Provided entries:
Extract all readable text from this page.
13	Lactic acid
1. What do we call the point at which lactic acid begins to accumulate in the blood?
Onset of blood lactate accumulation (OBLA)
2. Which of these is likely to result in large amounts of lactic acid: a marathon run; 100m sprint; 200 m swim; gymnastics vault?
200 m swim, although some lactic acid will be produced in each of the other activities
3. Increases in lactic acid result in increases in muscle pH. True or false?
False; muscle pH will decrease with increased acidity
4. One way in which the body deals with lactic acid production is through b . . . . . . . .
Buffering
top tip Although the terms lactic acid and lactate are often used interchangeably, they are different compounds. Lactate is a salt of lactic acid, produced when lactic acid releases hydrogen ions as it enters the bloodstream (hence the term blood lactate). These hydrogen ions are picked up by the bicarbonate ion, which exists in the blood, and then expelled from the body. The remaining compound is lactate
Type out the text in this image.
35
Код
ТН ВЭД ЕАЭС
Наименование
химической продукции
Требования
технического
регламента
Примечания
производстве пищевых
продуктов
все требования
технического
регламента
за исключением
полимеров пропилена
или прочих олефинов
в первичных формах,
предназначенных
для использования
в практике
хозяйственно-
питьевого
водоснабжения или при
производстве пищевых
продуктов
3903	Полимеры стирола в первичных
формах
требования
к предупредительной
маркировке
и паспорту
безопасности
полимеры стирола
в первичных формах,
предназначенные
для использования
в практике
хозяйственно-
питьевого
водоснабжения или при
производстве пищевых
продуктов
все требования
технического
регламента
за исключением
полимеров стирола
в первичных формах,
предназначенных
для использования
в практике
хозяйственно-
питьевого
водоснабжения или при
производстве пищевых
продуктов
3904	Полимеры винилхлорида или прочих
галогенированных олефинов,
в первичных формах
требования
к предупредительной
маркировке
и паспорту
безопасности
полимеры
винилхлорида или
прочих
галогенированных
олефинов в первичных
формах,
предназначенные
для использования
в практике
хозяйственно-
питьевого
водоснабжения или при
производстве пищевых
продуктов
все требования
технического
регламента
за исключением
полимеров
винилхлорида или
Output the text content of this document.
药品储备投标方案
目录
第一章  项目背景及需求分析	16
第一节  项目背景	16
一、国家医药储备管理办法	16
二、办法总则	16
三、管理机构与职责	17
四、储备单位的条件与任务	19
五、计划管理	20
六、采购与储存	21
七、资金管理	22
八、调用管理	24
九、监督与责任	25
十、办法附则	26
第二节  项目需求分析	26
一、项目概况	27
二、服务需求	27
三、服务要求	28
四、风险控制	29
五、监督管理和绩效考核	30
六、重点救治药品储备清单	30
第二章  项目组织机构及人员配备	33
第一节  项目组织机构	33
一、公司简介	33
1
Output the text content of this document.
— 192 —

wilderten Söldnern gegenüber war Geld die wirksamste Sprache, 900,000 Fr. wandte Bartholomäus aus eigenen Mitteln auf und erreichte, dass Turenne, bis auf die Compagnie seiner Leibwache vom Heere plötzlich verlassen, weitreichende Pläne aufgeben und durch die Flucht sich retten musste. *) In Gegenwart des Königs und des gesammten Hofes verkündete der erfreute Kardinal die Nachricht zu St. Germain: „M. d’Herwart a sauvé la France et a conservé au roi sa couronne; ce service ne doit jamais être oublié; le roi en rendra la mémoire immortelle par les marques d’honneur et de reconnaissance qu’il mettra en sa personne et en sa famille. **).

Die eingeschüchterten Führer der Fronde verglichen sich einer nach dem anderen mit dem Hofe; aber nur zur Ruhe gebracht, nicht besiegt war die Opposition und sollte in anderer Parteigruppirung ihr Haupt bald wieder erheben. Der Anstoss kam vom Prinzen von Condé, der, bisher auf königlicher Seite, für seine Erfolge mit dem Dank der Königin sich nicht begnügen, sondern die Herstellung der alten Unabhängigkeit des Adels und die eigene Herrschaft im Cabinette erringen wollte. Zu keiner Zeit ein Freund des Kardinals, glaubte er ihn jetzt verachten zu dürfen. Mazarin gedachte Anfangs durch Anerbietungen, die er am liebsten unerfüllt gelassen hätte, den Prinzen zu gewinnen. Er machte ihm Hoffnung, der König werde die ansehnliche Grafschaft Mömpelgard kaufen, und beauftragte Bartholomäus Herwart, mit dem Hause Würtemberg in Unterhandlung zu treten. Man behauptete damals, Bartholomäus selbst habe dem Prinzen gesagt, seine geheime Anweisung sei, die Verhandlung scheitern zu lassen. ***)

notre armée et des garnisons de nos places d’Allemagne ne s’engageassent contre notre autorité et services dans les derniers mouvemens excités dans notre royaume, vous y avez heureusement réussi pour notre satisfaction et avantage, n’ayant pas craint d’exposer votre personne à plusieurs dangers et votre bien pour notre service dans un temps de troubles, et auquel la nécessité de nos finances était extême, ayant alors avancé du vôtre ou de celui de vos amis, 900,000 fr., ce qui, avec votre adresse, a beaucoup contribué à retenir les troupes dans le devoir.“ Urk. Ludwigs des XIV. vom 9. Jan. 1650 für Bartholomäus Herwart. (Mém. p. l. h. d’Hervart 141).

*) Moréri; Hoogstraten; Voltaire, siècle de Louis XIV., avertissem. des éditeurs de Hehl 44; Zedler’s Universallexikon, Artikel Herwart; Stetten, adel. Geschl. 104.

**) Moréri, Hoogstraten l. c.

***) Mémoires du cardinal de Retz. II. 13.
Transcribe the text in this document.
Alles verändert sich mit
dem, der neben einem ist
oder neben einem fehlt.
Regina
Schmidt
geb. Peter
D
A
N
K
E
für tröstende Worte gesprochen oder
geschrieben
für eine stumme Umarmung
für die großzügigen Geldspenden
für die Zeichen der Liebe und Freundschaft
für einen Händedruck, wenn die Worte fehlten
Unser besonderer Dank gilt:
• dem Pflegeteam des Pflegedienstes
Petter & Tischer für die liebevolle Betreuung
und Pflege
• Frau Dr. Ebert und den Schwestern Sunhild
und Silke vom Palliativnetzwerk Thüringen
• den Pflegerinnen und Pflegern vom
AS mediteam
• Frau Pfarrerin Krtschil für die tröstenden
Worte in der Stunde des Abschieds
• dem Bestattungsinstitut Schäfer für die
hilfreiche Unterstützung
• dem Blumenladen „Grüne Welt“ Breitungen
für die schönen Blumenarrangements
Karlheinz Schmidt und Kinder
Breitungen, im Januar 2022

Exercise: Extract the listing in its entirety, matching it exactly.

Result:
Extract all readable text from this page.
13	Lactic acid
1. What do we call the point at which lactic acid begins to accumulate in the blood?
Onset of blood lactate accumulation (OBLA)
2. Which of these is likely to result in large amounts of lactic acid: a marathon run; 100m sprint; 200 m swim; gymnastics vault?
200 m swim, although some lactic acid will be produced in each of the other activities
3. Increases in lactic acid result in increases in muscle pH. True or false?
False; muscle pH will decrease with increased acidity
4. One way in which the body deals with lactic acid production is through b . . . . . . . .
Buffering
top tip Although the terms lactic acid and lactate are often used interchangeably, they are different compounds. Lactate is a salt of lactic acid, produced when lactic acid releases hydrogen ions as it enters the bloodstream (hence the term blood lactate). These hydrogen ions are picked up by the bicarbonate ion, which exists in the blood, and then expelled from the body. The remaining compound is lactate
Type out the text in this image.
35
Код
ТН ВЭД ЕАЭС
Наименование
химической продукции
Требования
технического
регламента
Примечания
производстве пищевых
продуктов
все требования
технического
регламента
за исключением
полимеров пропилена
или прочих олефинов
в первичных формах,
предназначенных
для использования
в практике
хозяйственно-
питьевого
водоснабжения или при
производстве пищевых
продуктов
3903	Полимеры стирола в первичных
формах
требования
к предупредительной
маркировке
и паспорту
безопасности
полимеры стирола
в первичных формах,
предназначенные
для использования
в практике
хозяйственно-
питьевого
водоснабжения или при
производстве пищевых
продуктов
все требования
технического
регламента
за исключением
полимеров стирола
в первичных формах,
предназначенных
для использования
в практике
хозяйственно-
питьевого
водоснабжения или при
производстве пищевых
продуктов
3904	Полимеры винилхлорида или прочих
галогенированных олефинов,
в первичных формах
требования
к предупредительной
маркировке
и паспорту
безопасности
полимеры
винилхлорида или
прочих
галогенированных
олефинов в первичных
формах,
предназначенные
для использования
в практике
хозяйственно-
питьевого
водоснабжения или при
производстве пищевых
продуктов
все требования
технического
регламента
за исключением
полимеров
винилхлорида или
Output the text content of this document.
药品储备投标方案
目录
第一章  项目背景及需求分析	16
第一节  项目背景	16
一、国家医药储备管理办法	16
二、办法总则	16
三、管理机构与职责	17
四、储备单位的条件与任务	19
五、计划管理	20
六、采购与储存	21
七、资金管理	22
八、调用管理	24
九、监督与责任	25
十、办法附则	26
第二节  项目需求分析	26
一、项目概况	27
二、服务需求	27
三、服务要求	28
四、风险控制	29
五、监督管理和绩效考核	30
六、重点救治药品储备清单	30
第二章  项目组织机构及人员配备	33
第一节  项目组织机构	33
一、公司简介	33
1
Output the text content of this document.
— 192 —

wilderten Söldnern gegenüber war Geld die wirksamste Sprache, 900,000 Fr. wandte Bartholomäus aus eigenen Mitteln auf und erreichte, dass Turenne, bis auf die Compagnie seiner Leibwache vom Heere plötzlich verlassen, weitreichende Pläne aufgeben und durch die Flucht sich retten musste. *) In Gegenwart des Königs und des gesammten Hofes verkündete der erfreute Kardinal die Nachricht zu St. Germain: „M. d’Herwart a sauvé la France et a conservé au roi sa couronne; ce service ne doit jamais être oublié; le roi en rendra la mémoire immortelle par les marques d’honneur et de reconnaissance qu’il mettra en sa personne et en sa famille. **).

Die eingeschüchterten Führer der Fronde verglichen sich einer nach dem anderen mit dem Hofe; aber nur zur Ruhe gebracht, nicht besiegt war die Opposition und sollte in anderer Parteigruppirung ihr Haupt bald wieder erheben. Der Anstoss kam vom Prinzen von Condé, der, bisher auf königlicher Seite, für seine Erfolge mit dem Dank der Königin sich nicht begnügen, sondern die Herstellung der alten Unabhängigkeit des Adels und die eigene Herrschaft im Cabinette erringen wollte. Zu keiner Zeit ein Freund des Kardinals, glaubte er ihn jetzt verachten zu dürfen. Mazarin gedachte Anfangs durch Anerbietungen, die er am liebsten unerfüllt gelassen hätte, den Prinzen zu gewinnen. Er machte ihm Hoffnung, der König werde die ansehnliche Grafschaft Mömpelgard kaufen, und beauftragte Bartholomäus Herwart, mit dem Hause Würtemberg in Unterhandlung zu treten. Man behauptete damals, Bartholomäus selbst habe dem Prinzen gesagt, seine geheime Anweisung sei, die Verhandlung scheitern zu lassen. ***)

notre armée et des garnisons de nos places d’Allemagne ne s’engageassent contre notre autorité et services dans les derniers mouvemens excités dans notre royaume, vous y avez heureusement réussi pour notre satisfaction et avantage, n’ayant pas craint d’exposer votre personne à plusieurs dangers et votre bien pour notre service dans un temps de troubles, et auquel la nécessité de nos finances était extême, ayant alors avancé du vôtre ou de celui de vos amis, 900,000 fr., ce qui, avec votre adresse, a beaucoup contribué à retenir les troupes dans le devoir.“ Urk. Ludwigs des XIV. vom 9. Jan. 1650 für Bartholomäus Herwart. (Mém. p. l. h. d’Hervart 141).

*) Moréri; Hoogstraten; Voltaire, siècle de Louis XIV., avertissem. des éditeurs de Hehl 44; Zedler’s Universallexikon, Artikel Herwart; Stetten, adel. Geschl. 104.

**) Moréri, Hoogstraten l. c.

***) Mémoires du cardinal de Retz. II. 13.
Transcribe the text in this document.
Alles verändert sich mit
dem, der neben einem ist
oder neben einem fehlt.
Regina
Schmidt
geb. Peter
D
A
N
K
E
für tröstende Worte gesprochen oder
geschrieben
für eine stumme Umarmung
für die großzügigen Geldspenden
für die Zeichen der Liebe und Freundschaft
für einen Händedruck, wenn die Worte fehlten
Unser besonderer Dank gilt:
• dem Pflegeteam des Pflegedienstes
Petter & Tischer für die liebevolle Betreuung
und Pflege
• Frau Dr. Ebert und den Schwestern Sunhild
und Silke vom Palliativnetzwerk Thüringen
• den Pflegerinnen und Pflegern vom
AS mediteam
• Frau Pfarrerin Krtschil für die tröstenden
Worte in der Stunde des Abschieds
• dem Bestattungsinstitut Schäfer für die
hilfreiche Unterstützung
• dem Blumenladen „Grüne Welt“ Breitungen
für die schönen Blumenarrangements
Karlheinz Schmidt und Kinder
Breitungen, im Januar 2022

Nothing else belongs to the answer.